Material shown »
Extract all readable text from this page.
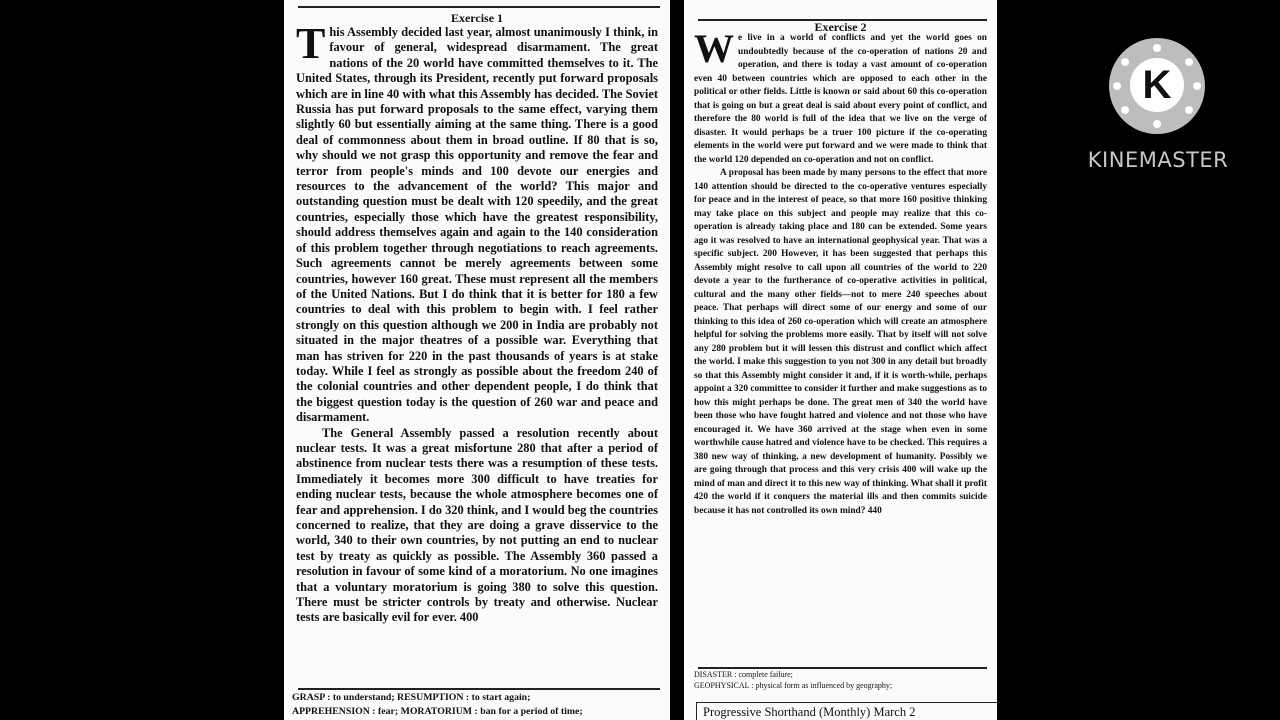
Exercise 1

This Assembly decided last year, almost unanimously I think, in favour of general, widespread disarmament. The great nations of the 20 world have committed themselves to it. The United States, through its President, recently put forward proposals which are in line 40 with what this Assembly has decided. The Soviet Russia has put forward proposals to the same effect, varying them slightly 60 but essentially aiming at the same thing. There is a good deal of commonness about them in broad outline. If 80 that is so, why should we not grasp this opportunity and remove the fear and terror from people's minds and 100 devote our energies and resources to the advancement of the world? This major and outstanding question must be dealt with 120 speedily, and the great countries, especially those which have the greatest responsibility, should address themselves again and again to the 140 consideration of this problem together through negotiations to reach agreements. Such agreements cannot be merely agreements between some countries, however 160 great. These must represent all the members of the United Nations. But I do think that it is better for 180 a few countries to deal with this problem to begin with. I feel rather strongly on this question although we 200 in India are probably not situated in the major theatres of a possible war. Everything that man has striven for 220 in the past thousands of years is at stake today. While I feel as strongly as possible about the freedom 240 of the colonial countries and other dependent people, I do think that the biggest question today is the question of 260 war and peace and disarmament.

The General Assembly passed a resolution recently about nuclear tests. It was a great misfortune 280 that after a period of abstinence from nuclear tests there was a resumption of these tests. Immediately it becomes more 300 difficult to have treaties for ending nuclear tests, because the whole atmosphere becomes one of fear and apprehension. I do 320 think, and I would beg the countries concerned to realize, that they are doing a grave disservice to the world, 340 to their own countries, by not putting an end to nuclear test by treaty as quickly as possible. The Assembly 360 passed a resolution in favour of some kind of a moratorium. No one imagines that a voluntary moratorium is going 380 to solve this question. There must be stricter controls by treaty and otherwise. Nuclear tests are basically evil for ever. 400

GRASP : to understand; RESUMPTION : to start again;
APPREHENSION : fear; MORATORIUM : ban for a period of time;
Exercise 2

We live in a world of conflicts and yet the world goes on undoubtedly because of the co-operation of nations 20 and operation, and there is today a vast amount of co-operation even 40 between countries which are opposed to each other in the political or other fields. Little is known or said about 60 this co-operation that is going on but a great deal is said about every point of conflict, and therefore the 80 world is full of the idea that we live on the verge of disaster. It would perhaps be a truer 100 picture if the co-operating elements in the world were put forward and we were made to think that the world 120 depended on co-operation and not on conflict.

A proposal has been made by many persons to the effect that more 140 attention should be directed to the co-operative ventures especially for peace and in the interest of peace, so that more 160 positive thinking may take place on this subject and people may realize that this co-operation is already taking place and 180 can be extended. Some years ago it was resolved to have an international geophysical year. That was a specific subject. 200 However, it has been suggested that perhaps this Assembly might resolve to call upon all countries of the world to 220 devote a year to the furtherance of co-operative activities in political, cultural and the many other fields—not to mere 240 speeches about peace. That perhaps will direct some of our energy and some of our thinking to this idea of 260 co-operation which will create an atmosphere helpful for solving the problems more easily. That by itself will not solve any 280 problem but it will lessen this distrust and conflict which affect the world. I make this suggestion to you not 300 in any detail but broadly so that this Assembly might consider it and, if it is worth-while, perhaps appoint a 320 committee to consider it further and make suggestions as to how this might perhaps be done. The great men of 340 the world have been those who have fought hatred and violence and not those who have encouraged it. We have 360 arrived at the stage when even in some worthwhile cause hatred and violence have to be checked. This requires a 380 new way of thinking, a new development of humanity. Possibly we are going through that process and this very crisis 400 will wake up the mind of man and direct it to this new way of thinking. What shall it profit 420 the world if it conquers the material ills and then commits suicide because it has not controlled its own mind? 440

DISASTER : complete failure;
GEOPHYSICAL : physical form as influenced by geography;
Progressive Shorthand (Monthly) March 2
K
KINEMASTER
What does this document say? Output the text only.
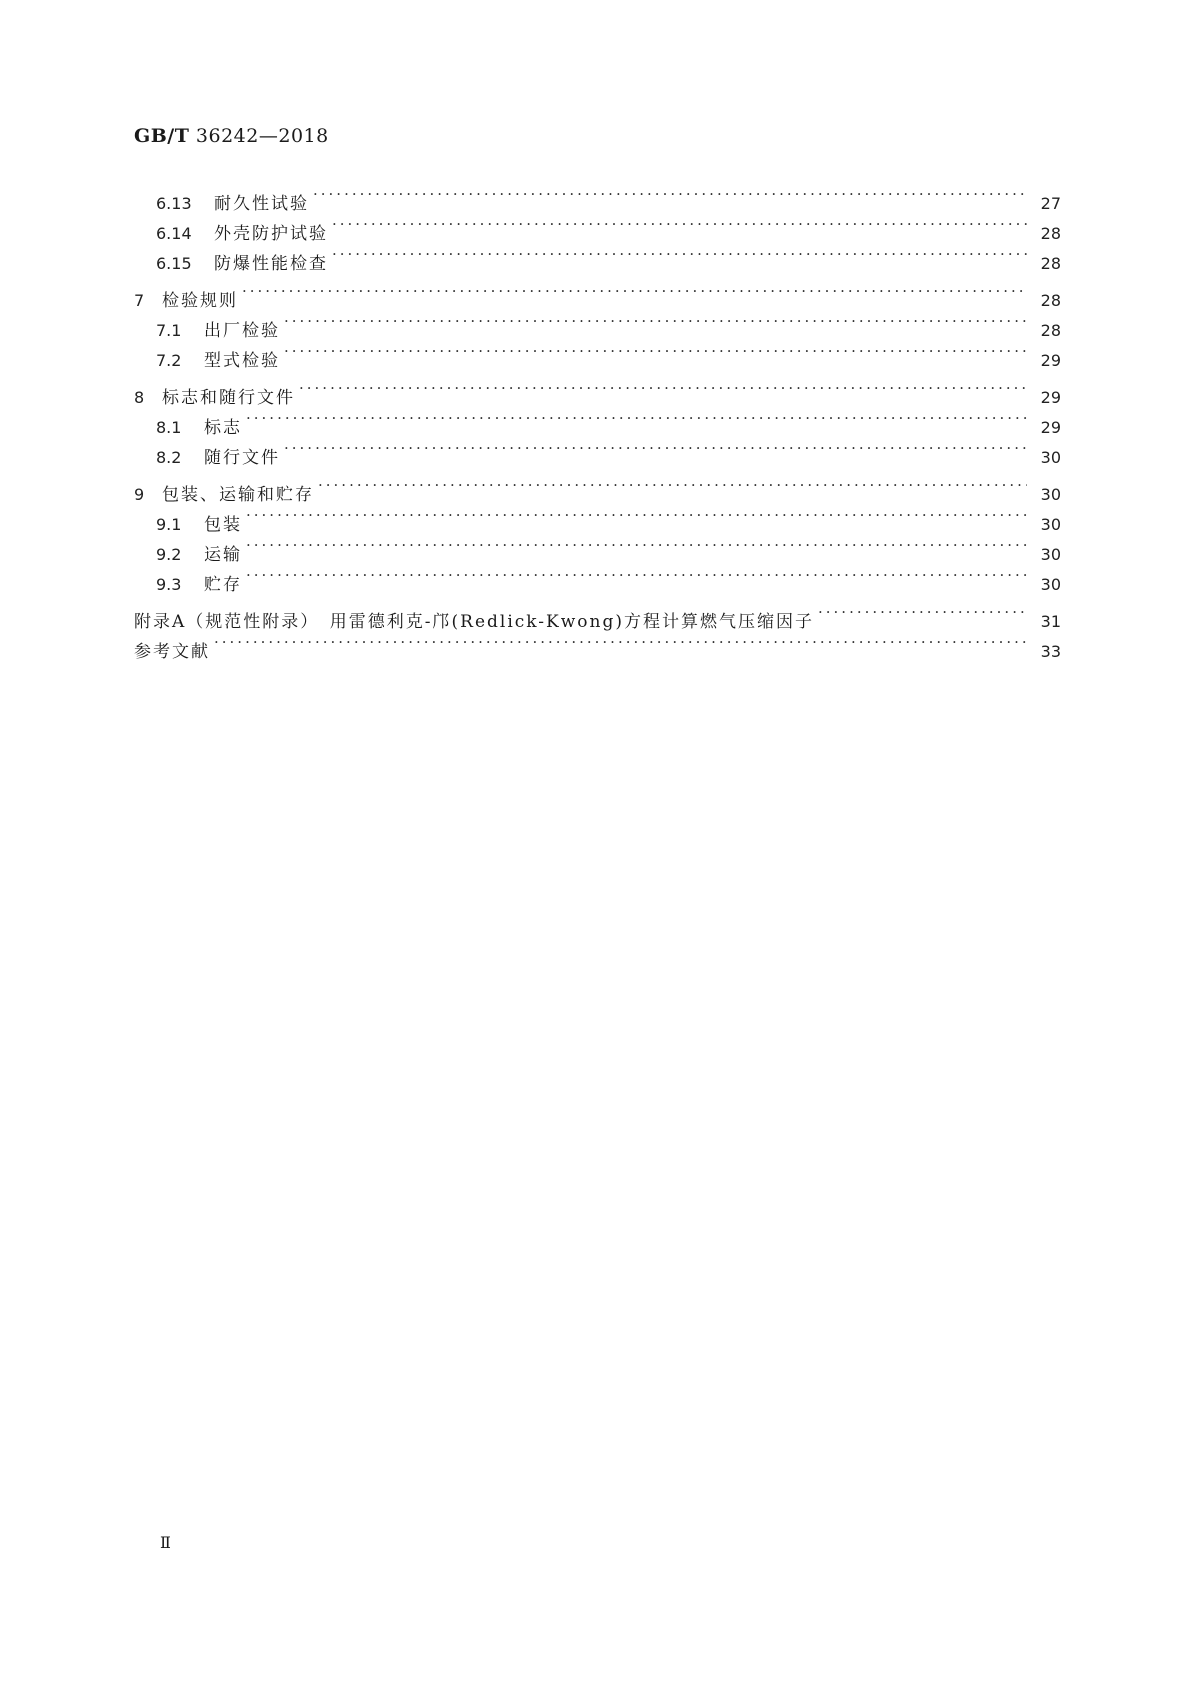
GB/T 36242—2018
6.13	耐久性试验 ·····	27
6.14	外壳防护试验 ·····	28
6.15	防爆性能检查 ·····	28
7	检验规则 ·····	28
7.1	出厂检验 ·····	28
7.2	型式检验 ·····	29
8	标志和随行文件 ·····	29
8.1	标志 ·····	29
8.2	随行文件 ·····	30
9	包装、运输和贮存 ·····	30
9.1	包装 ·····	30
9.2	运输 ·····	30
9.3	贮存 ·····	30
附录A（规范性附录）　用雷德利克-邝(Redlick-Kwong)方程计算燃气压缩因子 ·····	31
参考文献 ·····	33
Ⅱ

Exercise details »
Only the number is needed: state how many lines in the listing contain "text".

Written reply »
2